=== Stated problem ===
Copy every line of the entries that includes the word "Photometric".

Items listed in a dataset:
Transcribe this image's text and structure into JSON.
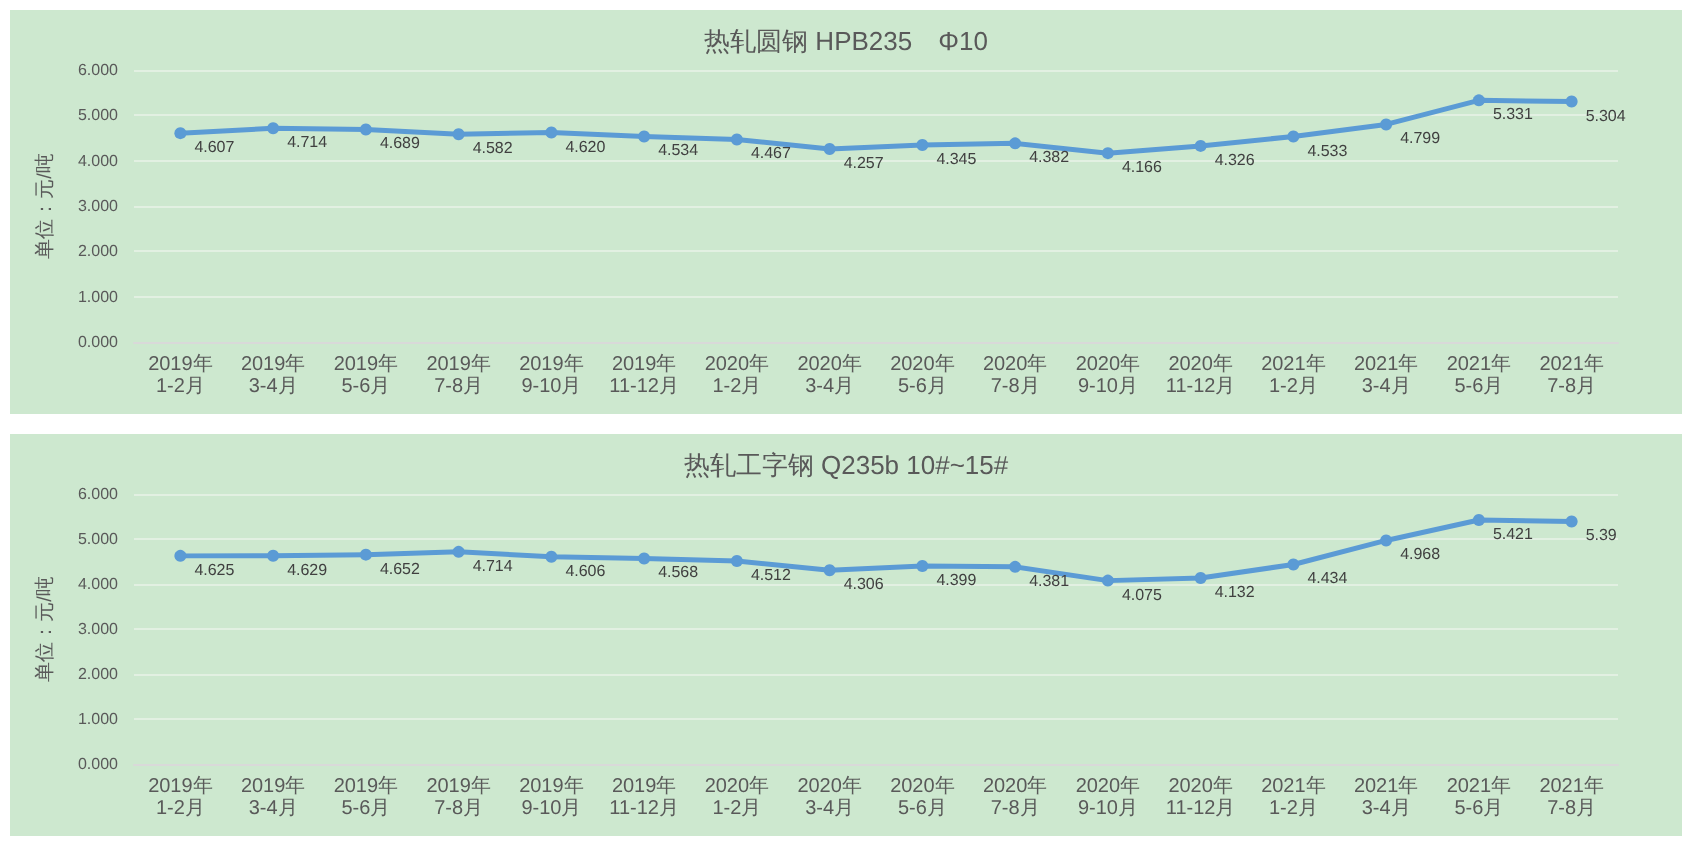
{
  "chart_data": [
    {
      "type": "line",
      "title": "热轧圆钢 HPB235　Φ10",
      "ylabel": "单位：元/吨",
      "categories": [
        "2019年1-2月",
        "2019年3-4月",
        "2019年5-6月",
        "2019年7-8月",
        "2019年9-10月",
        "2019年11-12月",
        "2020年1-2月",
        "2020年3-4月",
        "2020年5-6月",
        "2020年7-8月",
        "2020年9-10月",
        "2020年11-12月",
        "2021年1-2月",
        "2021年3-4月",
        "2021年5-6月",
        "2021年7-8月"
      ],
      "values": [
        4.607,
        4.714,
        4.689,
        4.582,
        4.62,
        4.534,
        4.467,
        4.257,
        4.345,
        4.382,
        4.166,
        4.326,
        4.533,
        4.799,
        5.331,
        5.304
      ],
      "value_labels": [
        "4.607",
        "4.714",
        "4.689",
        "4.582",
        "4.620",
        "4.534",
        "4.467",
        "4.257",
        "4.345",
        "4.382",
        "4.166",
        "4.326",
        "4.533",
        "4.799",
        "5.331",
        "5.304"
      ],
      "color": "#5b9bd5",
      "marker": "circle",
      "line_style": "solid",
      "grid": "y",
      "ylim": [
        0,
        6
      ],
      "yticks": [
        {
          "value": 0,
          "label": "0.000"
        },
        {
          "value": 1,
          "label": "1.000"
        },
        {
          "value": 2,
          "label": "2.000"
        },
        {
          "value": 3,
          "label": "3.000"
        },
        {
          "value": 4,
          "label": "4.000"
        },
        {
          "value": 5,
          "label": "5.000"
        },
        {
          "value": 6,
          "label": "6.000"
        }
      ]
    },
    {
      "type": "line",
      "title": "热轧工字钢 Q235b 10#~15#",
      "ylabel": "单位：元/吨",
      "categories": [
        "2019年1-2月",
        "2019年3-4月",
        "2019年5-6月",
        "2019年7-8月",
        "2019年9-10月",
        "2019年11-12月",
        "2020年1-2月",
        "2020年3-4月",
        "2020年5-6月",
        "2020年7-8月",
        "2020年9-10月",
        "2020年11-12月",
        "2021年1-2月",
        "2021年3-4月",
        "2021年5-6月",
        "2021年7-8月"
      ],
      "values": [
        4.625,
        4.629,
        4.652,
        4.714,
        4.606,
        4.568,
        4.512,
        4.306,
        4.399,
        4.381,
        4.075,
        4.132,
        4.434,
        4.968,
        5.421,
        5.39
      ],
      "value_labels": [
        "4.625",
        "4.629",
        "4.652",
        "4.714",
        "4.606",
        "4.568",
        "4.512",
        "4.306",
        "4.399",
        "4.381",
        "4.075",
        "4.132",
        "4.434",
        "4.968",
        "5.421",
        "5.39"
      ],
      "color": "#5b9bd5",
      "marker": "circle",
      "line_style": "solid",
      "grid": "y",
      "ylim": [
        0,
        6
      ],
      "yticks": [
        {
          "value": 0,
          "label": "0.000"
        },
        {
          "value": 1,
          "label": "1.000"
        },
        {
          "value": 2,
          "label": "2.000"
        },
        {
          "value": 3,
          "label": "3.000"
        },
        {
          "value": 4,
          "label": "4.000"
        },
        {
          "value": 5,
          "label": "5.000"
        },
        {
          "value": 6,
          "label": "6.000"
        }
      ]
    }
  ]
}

==

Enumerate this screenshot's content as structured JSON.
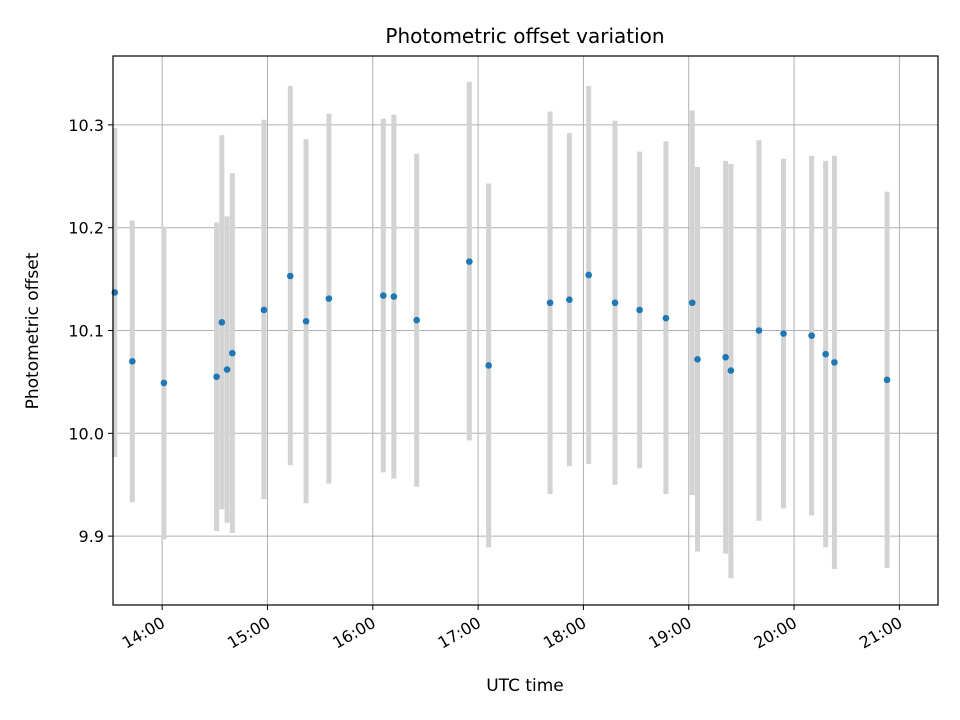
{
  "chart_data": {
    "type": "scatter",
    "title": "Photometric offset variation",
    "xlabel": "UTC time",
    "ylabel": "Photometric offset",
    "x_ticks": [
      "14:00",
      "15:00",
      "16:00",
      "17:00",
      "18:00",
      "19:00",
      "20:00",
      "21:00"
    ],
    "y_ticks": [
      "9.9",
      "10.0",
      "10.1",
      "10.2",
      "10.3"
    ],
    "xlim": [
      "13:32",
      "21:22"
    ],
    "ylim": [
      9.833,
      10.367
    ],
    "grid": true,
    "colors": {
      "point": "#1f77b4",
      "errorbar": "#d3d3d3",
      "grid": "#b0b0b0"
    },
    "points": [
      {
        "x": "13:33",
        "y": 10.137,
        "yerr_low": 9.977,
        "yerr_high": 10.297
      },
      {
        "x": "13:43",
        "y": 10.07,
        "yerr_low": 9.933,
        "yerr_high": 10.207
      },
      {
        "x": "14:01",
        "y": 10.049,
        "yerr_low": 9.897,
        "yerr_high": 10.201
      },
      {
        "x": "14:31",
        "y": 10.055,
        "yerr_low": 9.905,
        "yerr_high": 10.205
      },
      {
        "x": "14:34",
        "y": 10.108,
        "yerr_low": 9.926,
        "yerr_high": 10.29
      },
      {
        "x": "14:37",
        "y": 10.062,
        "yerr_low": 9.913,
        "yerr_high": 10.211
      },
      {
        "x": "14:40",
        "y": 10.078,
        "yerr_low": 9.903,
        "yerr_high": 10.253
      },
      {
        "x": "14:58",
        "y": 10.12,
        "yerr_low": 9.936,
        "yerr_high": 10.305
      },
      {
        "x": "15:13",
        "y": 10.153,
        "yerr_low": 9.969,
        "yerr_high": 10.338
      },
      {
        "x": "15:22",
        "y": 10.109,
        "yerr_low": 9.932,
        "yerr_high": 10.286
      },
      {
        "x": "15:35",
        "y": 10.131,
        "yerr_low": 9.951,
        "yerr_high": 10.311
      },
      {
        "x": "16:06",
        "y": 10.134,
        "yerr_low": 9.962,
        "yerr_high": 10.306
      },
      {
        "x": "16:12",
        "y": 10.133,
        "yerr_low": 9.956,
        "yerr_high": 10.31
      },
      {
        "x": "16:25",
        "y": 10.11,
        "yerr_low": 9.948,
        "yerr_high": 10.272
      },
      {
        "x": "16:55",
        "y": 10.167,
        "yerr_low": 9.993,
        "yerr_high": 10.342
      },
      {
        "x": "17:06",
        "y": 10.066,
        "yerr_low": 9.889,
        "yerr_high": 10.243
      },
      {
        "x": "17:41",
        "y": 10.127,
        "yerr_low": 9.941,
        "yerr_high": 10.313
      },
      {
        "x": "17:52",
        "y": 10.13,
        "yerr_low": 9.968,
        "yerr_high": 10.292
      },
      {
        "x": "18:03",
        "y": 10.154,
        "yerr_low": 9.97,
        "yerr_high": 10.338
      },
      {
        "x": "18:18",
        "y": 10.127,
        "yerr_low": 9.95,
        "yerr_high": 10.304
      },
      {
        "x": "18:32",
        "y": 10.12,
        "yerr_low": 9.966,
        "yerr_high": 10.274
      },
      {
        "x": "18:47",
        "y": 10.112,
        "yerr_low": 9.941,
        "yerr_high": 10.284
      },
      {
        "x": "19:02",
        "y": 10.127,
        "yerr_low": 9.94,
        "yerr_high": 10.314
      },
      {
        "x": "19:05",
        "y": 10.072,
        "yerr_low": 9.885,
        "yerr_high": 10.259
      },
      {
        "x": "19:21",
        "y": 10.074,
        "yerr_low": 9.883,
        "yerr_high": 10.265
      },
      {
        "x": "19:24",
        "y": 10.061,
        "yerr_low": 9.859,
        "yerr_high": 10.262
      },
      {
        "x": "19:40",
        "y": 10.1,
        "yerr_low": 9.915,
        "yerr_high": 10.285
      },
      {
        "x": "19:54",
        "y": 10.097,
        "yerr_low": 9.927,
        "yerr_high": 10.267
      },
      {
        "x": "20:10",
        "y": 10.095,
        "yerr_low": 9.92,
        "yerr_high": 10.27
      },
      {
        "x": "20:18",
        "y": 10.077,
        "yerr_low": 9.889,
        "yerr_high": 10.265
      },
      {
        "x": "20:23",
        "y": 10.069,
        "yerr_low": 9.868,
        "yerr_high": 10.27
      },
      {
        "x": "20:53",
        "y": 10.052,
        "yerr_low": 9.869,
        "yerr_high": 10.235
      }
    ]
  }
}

---

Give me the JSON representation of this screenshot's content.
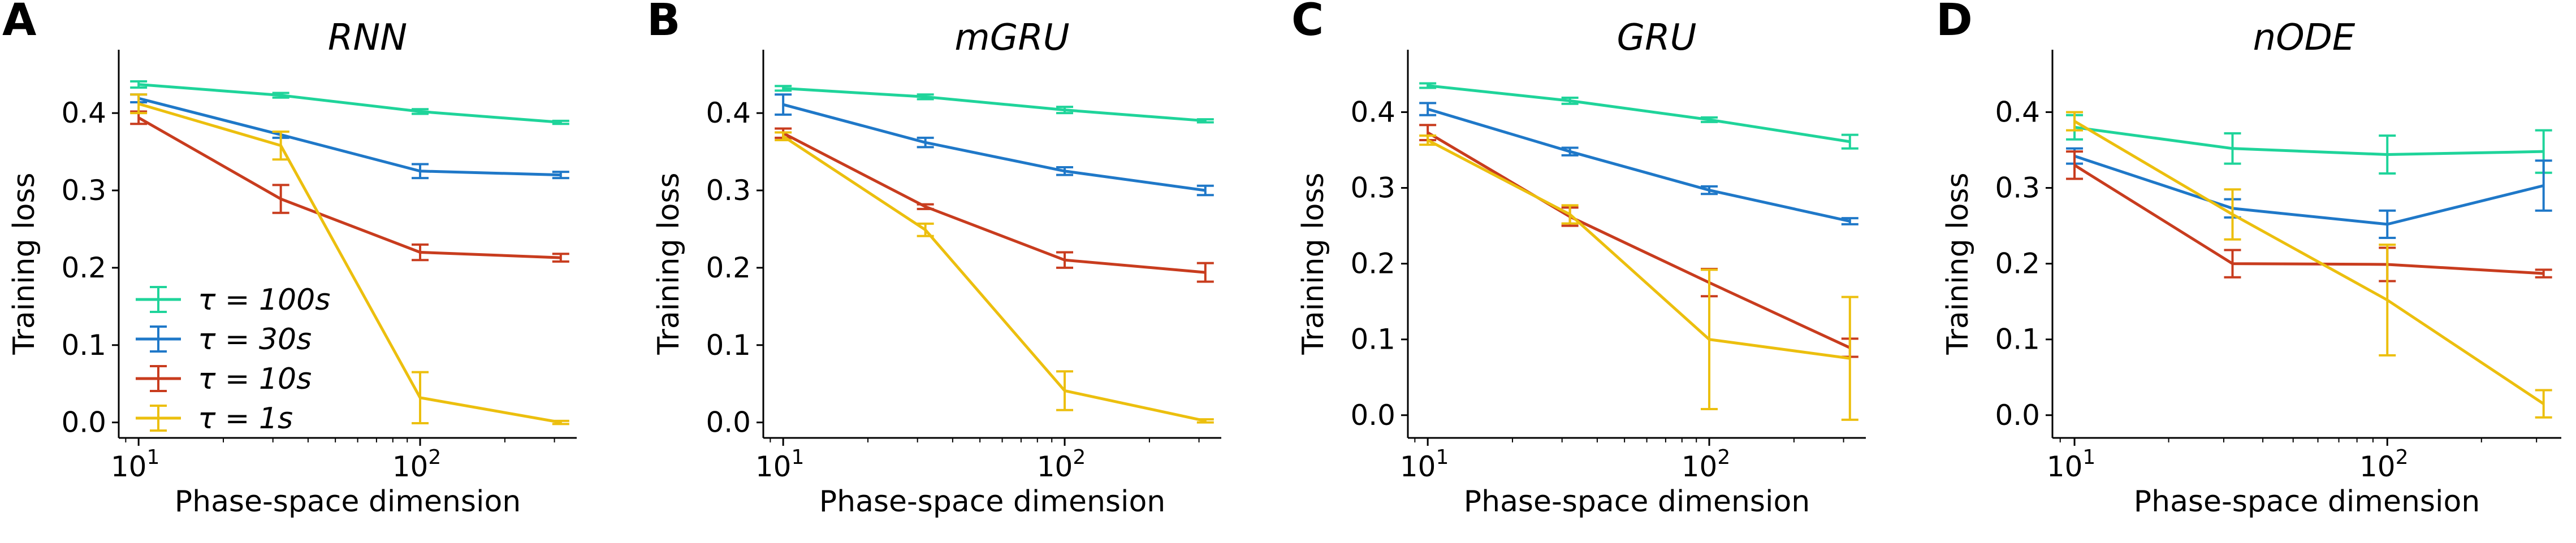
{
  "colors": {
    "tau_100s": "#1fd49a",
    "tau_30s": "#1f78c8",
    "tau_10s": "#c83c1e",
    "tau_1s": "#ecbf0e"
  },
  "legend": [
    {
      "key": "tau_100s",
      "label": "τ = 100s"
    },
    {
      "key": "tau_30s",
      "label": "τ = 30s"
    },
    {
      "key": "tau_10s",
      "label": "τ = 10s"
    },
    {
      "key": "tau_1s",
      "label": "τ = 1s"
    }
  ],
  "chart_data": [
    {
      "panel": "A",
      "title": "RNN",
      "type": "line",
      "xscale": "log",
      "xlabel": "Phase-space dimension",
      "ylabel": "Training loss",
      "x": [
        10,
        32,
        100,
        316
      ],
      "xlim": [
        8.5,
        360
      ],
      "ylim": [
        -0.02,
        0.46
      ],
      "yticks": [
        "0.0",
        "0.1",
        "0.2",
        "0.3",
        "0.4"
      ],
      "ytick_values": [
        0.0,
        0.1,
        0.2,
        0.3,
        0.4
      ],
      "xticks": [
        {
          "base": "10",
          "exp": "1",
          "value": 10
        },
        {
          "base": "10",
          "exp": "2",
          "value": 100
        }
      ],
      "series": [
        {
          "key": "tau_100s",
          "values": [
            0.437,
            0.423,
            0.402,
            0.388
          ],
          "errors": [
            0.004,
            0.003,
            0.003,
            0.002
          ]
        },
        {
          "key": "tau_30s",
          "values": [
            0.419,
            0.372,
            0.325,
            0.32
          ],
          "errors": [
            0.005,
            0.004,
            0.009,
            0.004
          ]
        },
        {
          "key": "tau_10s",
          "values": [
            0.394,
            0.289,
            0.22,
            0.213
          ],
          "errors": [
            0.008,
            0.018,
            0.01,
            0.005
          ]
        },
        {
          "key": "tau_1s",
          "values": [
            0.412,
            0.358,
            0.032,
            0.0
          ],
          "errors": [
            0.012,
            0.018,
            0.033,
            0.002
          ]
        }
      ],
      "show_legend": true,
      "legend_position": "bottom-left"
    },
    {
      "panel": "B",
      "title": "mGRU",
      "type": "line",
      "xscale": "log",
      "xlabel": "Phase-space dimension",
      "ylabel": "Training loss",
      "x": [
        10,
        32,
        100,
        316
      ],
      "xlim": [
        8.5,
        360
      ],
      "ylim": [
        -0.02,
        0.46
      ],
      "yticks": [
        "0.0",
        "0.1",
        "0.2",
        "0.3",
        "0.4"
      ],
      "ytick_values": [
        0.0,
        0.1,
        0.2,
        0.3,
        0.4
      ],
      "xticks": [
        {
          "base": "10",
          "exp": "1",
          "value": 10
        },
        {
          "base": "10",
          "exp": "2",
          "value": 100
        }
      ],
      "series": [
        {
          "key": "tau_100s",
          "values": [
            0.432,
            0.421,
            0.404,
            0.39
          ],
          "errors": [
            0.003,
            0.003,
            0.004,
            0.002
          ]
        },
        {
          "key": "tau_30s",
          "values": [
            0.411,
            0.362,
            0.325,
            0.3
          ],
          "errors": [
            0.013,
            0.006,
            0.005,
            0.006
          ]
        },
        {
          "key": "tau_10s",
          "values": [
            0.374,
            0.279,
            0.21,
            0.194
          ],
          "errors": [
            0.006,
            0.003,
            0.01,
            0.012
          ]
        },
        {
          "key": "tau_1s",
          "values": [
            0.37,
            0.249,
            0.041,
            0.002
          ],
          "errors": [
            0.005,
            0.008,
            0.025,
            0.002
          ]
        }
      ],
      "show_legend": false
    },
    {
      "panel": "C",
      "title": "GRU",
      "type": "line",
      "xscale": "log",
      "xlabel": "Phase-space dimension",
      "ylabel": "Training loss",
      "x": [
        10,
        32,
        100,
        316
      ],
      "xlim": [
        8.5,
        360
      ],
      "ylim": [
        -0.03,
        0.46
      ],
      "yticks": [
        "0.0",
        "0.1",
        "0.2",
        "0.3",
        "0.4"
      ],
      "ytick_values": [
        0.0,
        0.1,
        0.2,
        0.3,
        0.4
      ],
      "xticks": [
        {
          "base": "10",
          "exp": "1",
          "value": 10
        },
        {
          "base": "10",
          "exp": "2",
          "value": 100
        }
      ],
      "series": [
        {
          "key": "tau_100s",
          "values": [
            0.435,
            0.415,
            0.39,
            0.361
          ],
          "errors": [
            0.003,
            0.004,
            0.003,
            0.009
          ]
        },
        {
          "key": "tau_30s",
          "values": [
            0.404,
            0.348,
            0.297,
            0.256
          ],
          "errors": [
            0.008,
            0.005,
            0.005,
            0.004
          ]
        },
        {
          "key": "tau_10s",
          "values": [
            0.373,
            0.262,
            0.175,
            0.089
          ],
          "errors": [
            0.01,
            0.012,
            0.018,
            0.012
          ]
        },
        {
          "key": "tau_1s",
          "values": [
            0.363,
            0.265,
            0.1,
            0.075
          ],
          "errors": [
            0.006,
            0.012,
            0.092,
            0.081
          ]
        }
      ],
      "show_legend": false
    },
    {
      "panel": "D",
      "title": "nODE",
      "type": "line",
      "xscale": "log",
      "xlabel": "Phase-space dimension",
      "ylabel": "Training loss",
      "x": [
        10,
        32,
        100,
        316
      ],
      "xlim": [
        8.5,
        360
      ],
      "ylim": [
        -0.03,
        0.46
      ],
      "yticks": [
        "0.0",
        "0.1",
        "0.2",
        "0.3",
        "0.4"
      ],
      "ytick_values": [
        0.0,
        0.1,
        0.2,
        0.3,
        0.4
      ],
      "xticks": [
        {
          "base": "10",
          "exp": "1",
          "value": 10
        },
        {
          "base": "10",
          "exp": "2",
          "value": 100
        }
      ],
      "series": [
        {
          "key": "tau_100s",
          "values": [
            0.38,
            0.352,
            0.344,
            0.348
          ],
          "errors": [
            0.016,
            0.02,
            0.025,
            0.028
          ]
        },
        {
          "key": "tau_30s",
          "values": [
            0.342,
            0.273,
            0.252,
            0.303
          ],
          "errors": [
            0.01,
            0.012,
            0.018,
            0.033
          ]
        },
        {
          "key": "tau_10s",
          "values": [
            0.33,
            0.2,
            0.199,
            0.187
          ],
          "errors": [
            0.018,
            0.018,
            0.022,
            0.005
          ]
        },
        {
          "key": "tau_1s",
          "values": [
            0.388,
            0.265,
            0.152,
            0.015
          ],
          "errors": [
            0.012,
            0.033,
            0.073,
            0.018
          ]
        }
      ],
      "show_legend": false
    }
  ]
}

=== Written answer ===
    "title": "Photometric offset variation",
    "ylabel": "Photometric offset",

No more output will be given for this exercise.